* _WHAT YOU NEED TO DO_
Exactly reproduce each record listed below.

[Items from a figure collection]
=====

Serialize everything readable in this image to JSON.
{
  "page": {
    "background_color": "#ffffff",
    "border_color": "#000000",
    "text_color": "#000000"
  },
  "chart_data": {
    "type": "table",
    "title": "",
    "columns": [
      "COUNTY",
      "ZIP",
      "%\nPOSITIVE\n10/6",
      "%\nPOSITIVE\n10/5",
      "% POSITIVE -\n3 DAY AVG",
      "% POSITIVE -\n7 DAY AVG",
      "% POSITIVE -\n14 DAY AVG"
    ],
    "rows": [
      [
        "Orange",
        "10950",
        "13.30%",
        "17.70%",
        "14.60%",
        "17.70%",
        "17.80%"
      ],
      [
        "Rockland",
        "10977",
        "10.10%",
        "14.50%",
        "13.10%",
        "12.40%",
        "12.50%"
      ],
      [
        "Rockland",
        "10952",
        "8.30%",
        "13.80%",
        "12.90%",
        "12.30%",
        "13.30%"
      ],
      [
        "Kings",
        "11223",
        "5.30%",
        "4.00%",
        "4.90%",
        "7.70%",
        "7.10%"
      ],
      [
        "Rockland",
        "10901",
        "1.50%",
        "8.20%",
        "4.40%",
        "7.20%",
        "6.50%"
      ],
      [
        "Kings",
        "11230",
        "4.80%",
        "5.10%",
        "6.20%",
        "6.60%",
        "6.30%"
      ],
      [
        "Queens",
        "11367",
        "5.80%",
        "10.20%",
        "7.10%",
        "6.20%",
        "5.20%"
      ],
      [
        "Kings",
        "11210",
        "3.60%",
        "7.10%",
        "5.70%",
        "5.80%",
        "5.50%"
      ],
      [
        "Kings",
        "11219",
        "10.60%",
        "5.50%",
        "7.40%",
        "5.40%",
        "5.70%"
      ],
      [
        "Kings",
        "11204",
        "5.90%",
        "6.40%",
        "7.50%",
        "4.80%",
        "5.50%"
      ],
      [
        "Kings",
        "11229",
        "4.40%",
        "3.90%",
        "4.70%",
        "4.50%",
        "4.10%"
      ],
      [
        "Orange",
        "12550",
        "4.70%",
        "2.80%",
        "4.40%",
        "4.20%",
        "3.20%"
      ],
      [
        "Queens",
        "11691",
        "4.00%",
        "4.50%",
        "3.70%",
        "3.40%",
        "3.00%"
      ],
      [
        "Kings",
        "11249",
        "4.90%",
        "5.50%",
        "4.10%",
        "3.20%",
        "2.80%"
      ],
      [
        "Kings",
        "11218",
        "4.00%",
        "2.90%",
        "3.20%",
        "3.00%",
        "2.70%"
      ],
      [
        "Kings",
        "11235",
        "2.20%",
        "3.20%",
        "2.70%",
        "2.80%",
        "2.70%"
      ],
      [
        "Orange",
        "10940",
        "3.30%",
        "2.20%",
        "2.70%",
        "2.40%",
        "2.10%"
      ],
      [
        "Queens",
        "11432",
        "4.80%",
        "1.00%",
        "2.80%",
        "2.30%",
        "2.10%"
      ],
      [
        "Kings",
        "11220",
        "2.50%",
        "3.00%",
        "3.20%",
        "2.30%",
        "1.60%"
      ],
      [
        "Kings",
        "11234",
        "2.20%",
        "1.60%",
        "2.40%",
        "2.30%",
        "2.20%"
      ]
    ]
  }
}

=====

* _EXPECTED OUTPUT_
Serialize everything readable in this image to JSON.
{
  "page": {
    "background_color": "#ffffff",
    "border_color": "#000000",
    "text_color": "#000000"
  },
  "chart_data": {
    "type": "table",
    "title": "",
    "columns": [
      "COUNTY",
      "ZIP",
      "%\nPOSITIVE\n10/6",
      "%\nPOSITIVE\n10/5",
      "% POSITIVE -\n3 DAY AVG",
      "% POSITIVE -\n7 DAY AVG",
      "% POSITIVE -\n14 DAY AVG"
    ],
    "rows": [
      [
        "Orange",
        "10950",
        "13.30%",
        "17.70%",
        "14.60%",
        "17.70%",
        "17.80%"
      ],
      [
        "Rockland",
        "10977",
        "10.10%",
        "14.50%",
        "13.10%",
        "12.40%",
        "12.50%"
      ],
      [
        "Rockland",
        "10952",
        "8.30%",
        "13.80%",
        "12.90%",
        "12.30%",
        "13.30%"
      ],
      [
        "Kings",
        "11223",
        "5.30%",
        "4.00%",
        "4.90%",
        "7.70%",
        "7.10%"
      ],
      [
        "Rockland",
        "10901",
        "1.50%",
        "8.20%",
        "4.40%",
        "7.20%",
        "6.50%"
      ],
      [
        "Kings",
        "11230",
        "4.80%",
        "5.10%",
        "6.20%",
        "6.60%",
        "6.30%"
      ],
      [
        "Queens",
        "11367",
        "5.80%",
        "10.20%",
        "7.10%",
        "6.20%",
        "5.20%"
      ],
      [
        "Kings",
        "11210",
        "3.60%",
        "7.10%",
        "5.70%",
        "5.80%",
        "5.50%"
      ],
      [
        "Kings",
        "11219",
        "10.60%",
        "5.50%",
        "7.40%",
        "5.40%",
        "5.70%"
      ],
      [
        "Kings",
        "11204",
        "5.90%",
        "6.40%",
        "7.50%",
        "4.80%",
        "5.50%"
      ],
      [
        "Kings",
        "11229",
        "4.40%",
        "3.90%",
        "4.70%",
        "4.50%",
        "4.10%"
      ],
      [
        "Orange",
        "12550",
        "4.70%",
        "2.80%",
        "4.40%",
        "4.20%",
        "3.20%"
      ],
      [
        "Queens",
        "11691",
        "4.00%",
        "4.50%",
        "3.70%",
        "3.40%",
        "3.00%"
      ],
      [
        "Kings",
        "11249",
        "4.90%",
        "5.50%",
        "4.10%",
        "3.20%",
        "2.80%"
      ],
      [
        "Kings",
        "11218",
        "4.00%",
        "2.90%",
        "3.20%",
        "3.00%",
        "2.70%"
      ],
      [
        "Kings",
        "11235",
        "2.20%",
        "3.20%",
        "2.70%",
        "2.80%",
        "2.70%"
      ],
      [
        "Orange",
        "10940",
        "3.30%",
        "2.20%",
        "2.70%",
        "2.40%",
        "2.10%"
      ],
      [
        "Queens",
        "11432",
        "4.80%",
        "1.00%",
        "2.80%",
        "2.30%",
        "2.10%"
      ],
      [
        "Kings",
        "11220",
        "2.50%",
        "3.00%",
        "3.20%",
        "2.30%",
        "1.60%"
      ],
      [
        "Kings",
        "11234",
        "2.20%",
        "1.60%",
        "2.40%",
        "2.30%",
        "2.20%"
      ]
    ]
  }
}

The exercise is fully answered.